• **The exercise**
Return each line of the listing that contains the string "object".

┄┄┄┄┄┄┄┄┄┄┄┄┄┄┄┄┄┄┄┄

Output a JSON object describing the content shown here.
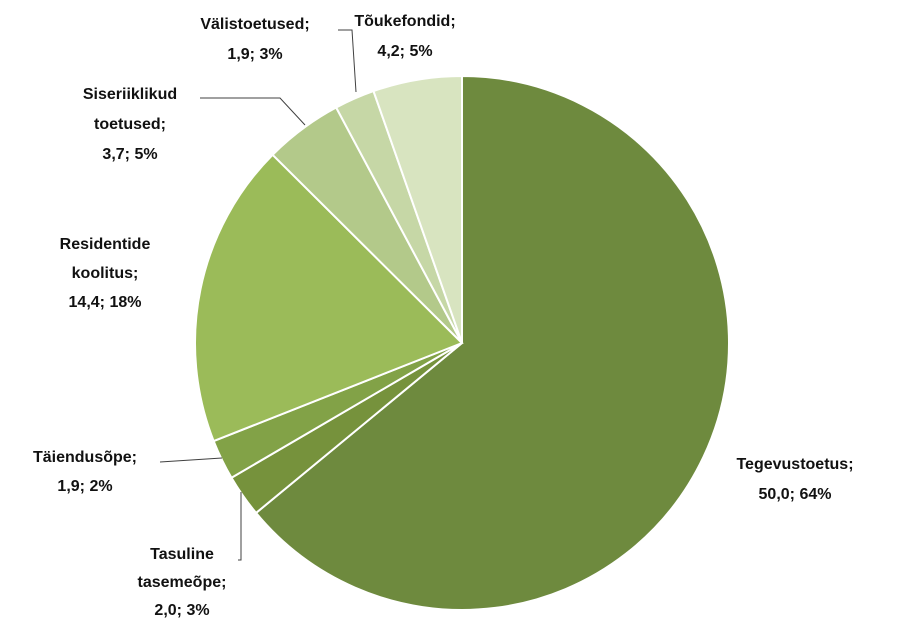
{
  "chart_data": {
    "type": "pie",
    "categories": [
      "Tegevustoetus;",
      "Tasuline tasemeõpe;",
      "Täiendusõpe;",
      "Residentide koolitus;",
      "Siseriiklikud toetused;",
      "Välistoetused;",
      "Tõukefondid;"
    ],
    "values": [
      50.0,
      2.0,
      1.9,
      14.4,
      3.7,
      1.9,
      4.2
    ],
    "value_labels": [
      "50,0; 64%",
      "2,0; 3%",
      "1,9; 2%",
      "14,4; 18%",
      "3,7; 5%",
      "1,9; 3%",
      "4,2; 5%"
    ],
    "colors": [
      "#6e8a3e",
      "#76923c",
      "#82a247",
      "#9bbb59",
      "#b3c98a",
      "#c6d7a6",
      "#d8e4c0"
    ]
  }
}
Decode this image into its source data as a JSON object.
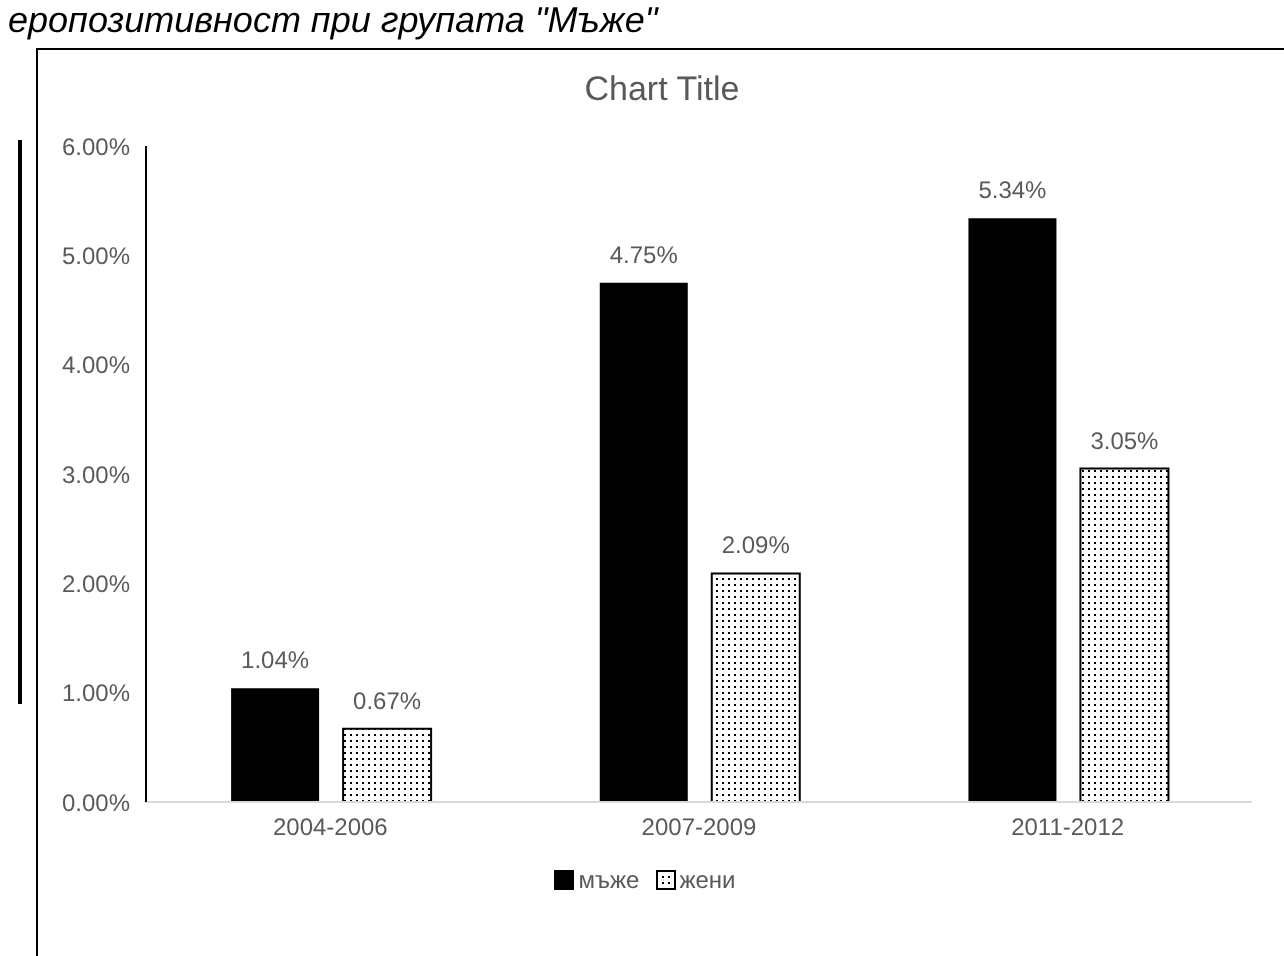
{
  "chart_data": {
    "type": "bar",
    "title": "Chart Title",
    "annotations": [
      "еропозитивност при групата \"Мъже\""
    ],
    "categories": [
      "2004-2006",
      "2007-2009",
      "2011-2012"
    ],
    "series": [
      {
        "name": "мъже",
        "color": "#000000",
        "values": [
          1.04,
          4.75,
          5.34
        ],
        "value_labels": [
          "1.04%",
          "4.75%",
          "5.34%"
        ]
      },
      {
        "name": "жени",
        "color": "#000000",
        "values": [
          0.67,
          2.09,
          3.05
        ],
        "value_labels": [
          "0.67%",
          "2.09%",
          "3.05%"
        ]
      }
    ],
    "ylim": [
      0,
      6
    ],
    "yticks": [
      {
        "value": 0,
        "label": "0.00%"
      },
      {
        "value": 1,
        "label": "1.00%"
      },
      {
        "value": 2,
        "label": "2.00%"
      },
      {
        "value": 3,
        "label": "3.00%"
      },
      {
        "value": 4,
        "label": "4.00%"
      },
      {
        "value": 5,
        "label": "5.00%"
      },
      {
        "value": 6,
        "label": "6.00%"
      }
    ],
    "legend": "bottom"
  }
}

┄┄┄┄┄┄┄┄┄┄┄┄┄┄┄┄┄┄┄┄

• **Written response**
Output a JSON object describing the content shown here.
Decode this image into its source data as a JSON object.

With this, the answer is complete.